[WHAT THE TASK REQUIRES]:
Scan the entries below and report only how many lines contain "dossier".

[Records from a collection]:
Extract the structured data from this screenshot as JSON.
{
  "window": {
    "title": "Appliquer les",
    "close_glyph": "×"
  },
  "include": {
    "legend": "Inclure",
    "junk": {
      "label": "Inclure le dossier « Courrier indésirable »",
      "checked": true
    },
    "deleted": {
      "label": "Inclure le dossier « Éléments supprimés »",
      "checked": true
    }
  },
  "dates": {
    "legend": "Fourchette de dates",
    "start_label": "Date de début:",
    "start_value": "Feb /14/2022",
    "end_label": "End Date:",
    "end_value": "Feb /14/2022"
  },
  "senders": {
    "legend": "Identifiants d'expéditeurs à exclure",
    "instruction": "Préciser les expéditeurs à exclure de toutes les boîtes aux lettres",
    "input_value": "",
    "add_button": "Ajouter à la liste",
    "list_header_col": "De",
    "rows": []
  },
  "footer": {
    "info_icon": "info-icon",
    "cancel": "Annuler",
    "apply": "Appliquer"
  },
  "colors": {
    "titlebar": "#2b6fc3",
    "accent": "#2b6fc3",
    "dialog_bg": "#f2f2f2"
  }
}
--
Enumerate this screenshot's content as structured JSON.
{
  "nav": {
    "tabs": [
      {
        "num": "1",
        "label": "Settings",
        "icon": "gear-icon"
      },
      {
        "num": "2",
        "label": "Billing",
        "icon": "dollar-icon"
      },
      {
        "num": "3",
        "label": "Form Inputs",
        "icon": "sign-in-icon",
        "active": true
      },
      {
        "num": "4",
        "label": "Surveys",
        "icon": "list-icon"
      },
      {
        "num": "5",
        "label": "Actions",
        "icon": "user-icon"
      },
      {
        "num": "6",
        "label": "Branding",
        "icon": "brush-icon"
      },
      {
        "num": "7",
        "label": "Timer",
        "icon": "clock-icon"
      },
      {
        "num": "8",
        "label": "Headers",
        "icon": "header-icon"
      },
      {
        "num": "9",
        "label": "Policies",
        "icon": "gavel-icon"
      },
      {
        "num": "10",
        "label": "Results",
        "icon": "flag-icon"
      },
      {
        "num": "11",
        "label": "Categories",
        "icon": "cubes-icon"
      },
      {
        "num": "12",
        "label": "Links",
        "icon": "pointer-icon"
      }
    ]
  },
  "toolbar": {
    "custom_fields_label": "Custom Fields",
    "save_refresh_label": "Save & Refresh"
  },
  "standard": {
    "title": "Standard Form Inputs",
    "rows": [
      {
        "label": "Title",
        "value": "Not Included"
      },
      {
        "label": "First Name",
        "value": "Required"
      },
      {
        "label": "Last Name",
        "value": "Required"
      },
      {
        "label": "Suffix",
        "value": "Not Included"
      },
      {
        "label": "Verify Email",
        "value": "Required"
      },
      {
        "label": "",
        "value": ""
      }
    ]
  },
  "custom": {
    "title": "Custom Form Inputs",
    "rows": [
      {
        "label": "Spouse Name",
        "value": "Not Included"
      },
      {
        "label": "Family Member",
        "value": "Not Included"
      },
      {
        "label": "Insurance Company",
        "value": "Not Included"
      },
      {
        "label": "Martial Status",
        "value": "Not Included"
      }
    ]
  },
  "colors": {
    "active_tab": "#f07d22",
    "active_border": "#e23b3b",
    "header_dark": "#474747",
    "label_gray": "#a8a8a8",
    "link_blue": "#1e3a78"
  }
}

[TASK SOLUTION]:
2